■ Set problem: Copy every line of the records below without changing anything.

# START OF Records

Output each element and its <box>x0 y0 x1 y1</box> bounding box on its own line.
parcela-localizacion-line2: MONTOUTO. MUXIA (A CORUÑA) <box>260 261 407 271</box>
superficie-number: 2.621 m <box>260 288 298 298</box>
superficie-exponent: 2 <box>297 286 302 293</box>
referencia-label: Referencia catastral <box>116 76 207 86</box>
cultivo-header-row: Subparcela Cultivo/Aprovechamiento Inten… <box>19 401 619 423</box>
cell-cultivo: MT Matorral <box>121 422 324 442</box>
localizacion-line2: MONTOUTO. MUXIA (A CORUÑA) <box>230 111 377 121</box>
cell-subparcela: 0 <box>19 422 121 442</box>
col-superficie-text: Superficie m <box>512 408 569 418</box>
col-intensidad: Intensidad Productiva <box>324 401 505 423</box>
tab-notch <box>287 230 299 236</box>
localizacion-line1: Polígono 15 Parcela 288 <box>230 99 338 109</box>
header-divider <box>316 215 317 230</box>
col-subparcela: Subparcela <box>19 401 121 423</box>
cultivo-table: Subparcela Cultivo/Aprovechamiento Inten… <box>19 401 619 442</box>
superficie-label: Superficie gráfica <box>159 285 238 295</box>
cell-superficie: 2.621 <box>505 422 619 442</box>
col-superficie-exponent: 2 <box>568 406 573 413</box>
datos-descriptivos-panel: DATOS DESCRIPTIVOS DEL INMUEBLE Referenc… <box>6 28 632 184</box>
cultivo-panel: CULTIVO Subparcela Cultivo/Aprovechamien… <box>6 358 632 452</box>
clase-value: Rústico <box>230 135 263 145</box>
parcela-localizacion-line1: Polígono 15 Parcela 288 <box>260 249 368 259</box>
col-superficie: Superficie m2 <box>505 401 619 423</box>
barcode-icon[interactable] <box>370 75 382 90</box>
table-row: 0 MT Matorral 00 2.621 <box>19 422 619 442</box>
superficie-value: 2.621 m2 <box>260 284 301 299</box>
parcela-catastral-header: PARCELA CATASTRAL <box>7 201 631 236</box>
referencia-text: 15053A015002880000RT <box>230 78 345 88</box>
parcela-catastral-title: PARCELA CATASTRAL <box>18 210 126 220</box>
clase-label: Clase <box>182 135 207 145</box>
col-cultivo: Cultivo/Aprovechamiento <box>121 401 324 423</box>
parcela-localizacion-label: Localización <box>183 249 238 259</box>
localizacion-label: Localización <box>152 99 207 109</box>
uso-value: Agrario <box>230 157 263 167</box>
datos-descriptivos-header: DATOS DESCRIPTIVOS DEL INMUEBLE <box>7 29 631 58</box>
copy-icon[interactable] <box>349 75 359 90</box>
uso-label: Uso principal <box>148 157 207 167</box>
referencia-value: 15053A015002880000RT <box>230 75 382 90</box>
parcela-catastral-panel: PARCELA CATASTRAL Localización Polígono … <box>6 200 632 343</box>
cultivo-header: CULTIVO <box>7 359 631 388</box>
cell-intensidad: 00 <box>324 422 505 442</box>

# END OF Records

■ Result for this task:
Output each element and its <box>x0 y0 x1 y1</box> bounding box on its own line.
parcela-localizacion-line2: MONTOUTO. MUXIA (A CORUÑA) <box>260 261 407 271</box>
superficie-number: 2.621 m <box>260 288 298 298</box>
superficie-exponent: 2 <box>297 286 302 293</box>
referencia-label: Referencia catastral <box>116 76 207 86</box>
cultivo-header-row: Subparcela Cultivo/Aprovechamiento Inten… <box>19 401 619 423</box>
cell-cultivo: MT Matorral <box>121 422 324 442</box>
localizacion-line2: MONTOUTO. MUXIA (A CORUÑA) <box>230 111 377 121</box>
cell-subparcela: 0 <box>19 422 121 442</box>
col-superficie-text: Superficie m <box>512 408 569 418</box>
col-intensidad: Intensidad Productiva <box>324 401 505 423</box>
tab-notch <box>287 230 299 236</box>
localizacion-line1: Polígono 15 Parcela 288 <box>230 99 338 109</box>
header-divider <box>316 215 317 230</box>
col-subparcela: Subparcela <box>19 401 121 423</box>
cultivo-table: Subparcela Cultivo/Aprovechamiento Inten… <box>19 401 619 442</box>
superficie-label: Superficie gráfica <box>159 285 238 295</box>
cell-superficie: 2.621 <box>505 422 619 442</box>
col-superficie-exponent: 2 <box>568 406 573 413</box>
datos-descriptivos-panel: DATOS DESCRIPTIVOS DEL INMUEBLE Referenc… <box>6 28 632 184</box>
cultivo-panel: CULTIVO Subparcela Cultivo/Aprovechamien… <box>6 358 632 452</box>
clase-value: Rústico <box>230 135 263 145</box>
parcela-localizacion-line1: Polígono 15 Parcela 288 <box>260 249 368 259</box>
col-superficie: Superficie m2 <box>505 401 619 423</box>
barcode-icon[interactable] <box>370 75 382 90</box>
table-row: 0 MT Matorral 00 2.621 <box>19 422 619 442</box>
superficie-value: 2.621 m2 <box>260 284 301 299</box>
parcela-catastral-header: PARCELA CATASTRAL <box>7 201 631 236</box>
referencia-text: 15053A015002880000RT <box>230 78 345 88</box>
parcela-catastral-title: PARCELA CATASTRAL <box>18 210 126 220</box>
clase-label: Clase <box>182 135 207 145</box>
col-cultivo: Cultivo/Aprovechamiento <box>121 401 324 423</box>
parcela-localizacion-label: Localización <box>183 249 238 259</box>
localizacion-label: Localización <box>152 99 207 109</box>
uso-value: Agrario <box>230 157 263 167</box>
datos-descriptivos-header: DATOS DESCRIPTIVOS DEL INMUEBLE <box>7 29 631 58</box>
copy-icon[interactable] <box>349 75 359 90</box>
uso-label: Uso principal <box>148 157 207 167</box>
referencia-value: 15053A015002880000RT <box>230 75 382 90</box>
parcela-catastral-panel: PARCELA CATASTRAL Localización Polígono … <box>6 200 632 343</box>
cultivo-header: CULTIVO <box>7 359 631 388</box>
cell-intensidad: 00 <box>324 422 505 442</box>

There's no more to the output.